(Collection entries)
--

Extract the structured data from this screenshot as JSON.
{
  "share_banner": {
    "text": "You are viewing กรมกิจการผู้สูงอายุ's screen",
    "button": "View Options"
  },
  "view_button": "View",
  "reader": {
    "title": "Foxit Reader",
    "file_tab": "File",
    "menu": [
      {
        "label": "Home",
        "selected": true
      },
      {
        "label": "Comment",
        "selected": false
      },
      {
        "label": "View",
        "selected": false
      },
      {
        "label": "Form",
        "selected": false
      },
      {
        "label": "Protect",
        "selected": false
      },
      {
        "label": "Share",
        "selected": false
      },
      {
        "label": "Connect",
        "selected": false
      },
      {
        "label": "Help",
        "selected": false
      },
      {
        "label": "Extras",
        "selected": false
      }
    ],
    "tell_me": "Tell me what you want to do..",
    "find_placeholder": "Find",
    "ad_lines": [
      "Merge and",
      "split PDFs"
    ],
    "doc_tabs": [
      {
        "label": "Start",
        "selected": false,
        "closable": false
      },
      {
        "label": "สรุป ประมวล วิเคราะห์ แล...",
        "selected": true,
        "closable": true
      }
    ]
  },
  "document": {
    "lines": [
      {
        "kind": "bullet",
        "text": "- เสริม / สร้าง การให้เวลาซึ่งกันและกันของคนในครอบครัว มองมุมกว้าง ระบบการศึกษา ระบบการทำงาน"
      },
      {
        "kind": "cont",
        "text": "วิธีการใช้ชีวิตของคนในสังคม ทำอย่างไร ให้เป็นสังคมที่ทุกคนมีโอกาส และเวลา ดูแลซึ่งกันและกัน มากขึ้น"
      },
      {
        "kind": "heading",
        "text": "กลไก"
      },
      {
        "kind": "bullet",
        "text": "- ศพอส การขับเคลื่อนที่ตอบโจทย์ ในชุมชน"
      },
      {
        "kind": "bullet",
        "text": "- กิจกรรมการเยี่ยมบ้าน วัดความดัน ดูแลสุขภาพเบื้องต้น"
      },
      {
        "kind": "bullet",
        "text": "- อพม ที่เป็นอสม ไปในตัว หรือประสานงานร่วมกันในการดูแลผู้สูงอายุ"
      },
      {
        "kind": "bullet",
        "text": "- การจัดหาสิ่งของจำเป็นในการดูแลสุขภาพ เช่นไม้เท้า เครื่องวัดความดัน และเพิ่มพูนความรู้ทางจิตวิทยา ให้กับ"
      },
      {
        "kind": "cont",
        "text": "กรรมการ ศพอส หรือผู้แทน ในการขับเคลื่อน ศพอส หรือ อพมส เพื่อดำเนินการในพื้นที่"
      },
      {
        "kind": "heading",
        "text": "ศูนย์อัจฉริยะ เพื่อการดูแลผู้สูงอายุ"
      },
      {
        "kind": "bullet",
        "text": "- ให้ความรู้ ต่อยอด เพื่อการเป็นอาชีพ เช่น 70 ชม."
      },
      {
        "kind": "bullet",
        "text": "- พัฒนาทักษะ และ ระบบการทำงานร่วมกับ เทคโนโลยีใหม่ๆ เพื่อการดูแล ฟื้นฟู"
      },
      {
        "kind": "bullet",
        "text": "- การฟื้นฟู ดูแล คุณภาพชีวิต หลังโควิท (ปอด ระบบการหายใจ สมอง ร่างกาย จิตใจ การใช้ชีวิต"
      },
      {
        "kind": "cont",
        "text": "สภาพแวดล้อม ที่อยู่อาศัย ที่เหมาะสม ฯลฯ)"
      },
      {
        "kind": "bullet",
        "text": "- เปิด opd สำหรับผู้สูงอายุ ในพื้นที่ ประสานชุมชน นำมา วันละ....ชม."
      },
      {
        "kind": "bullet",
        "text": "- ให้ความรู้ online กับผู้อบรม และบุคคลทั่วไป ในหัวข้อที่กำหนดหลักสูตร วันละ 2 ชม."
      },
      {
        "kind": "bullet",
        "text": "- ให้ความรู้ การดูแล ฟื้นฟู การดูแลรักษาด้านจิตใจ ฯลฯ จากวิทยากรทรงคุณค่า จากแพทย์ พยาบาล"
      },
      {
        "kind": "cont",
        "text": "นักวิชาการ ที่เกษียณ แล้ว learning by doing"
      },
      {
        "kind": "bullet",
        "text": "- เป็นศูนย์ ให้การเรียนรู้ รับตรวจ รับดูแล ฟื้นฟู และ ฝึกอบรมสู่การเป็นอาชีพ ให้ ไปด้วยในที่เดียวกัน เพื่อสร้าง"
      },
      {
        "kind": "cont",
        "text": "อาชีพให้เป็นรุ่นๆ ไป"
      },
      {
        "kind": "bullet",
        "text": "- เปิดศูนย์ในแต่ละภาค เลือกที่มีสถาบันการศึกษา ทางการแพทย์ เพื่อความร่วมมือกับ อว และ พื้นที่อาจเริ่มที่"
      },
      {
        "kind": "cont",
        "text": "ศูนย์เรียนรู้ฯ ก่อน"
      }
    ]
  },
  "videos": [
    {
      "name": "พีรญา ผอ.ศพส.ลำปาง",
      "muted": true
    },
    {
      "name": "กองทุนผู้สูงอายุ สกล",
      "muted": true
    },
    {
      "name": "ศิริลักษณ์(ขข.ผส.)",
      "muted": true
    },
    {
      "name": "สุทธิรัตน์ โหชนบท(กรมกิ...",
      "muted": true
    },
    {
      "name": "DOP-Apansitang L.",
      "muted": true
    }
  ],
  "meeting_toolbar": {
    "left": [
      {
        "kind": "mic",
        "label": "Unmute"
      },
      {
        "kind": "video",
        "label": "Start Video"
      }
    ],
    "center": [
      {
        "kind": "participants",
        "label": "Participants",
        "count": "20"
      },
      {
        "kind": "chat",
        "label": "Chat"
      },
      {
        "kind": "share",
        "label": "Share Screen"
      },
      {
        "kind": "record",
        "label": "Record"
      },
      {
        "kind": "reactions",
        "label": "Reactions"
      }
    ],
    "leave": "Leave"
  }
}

--

EXERCISE DIRECTIONS: Copy every line from the entries that contains the word "นและก".

WRITTEN REPLY:
        "text": "- เสริม / สร้าง การให้เวลาซึ่งกันและกันของคนในครอบครัว มองมุมกว้าง ระบบการศึกษา ระบบการทำงาน"
        "text": "วิธีการใช้ชีวิตของคนในสังคม ทำอย่างไร ให้เป็นสังคมที่ทุกคนมีโอกาส และเวลา ดูแลซึ่งกันและกัน มากขึ้น"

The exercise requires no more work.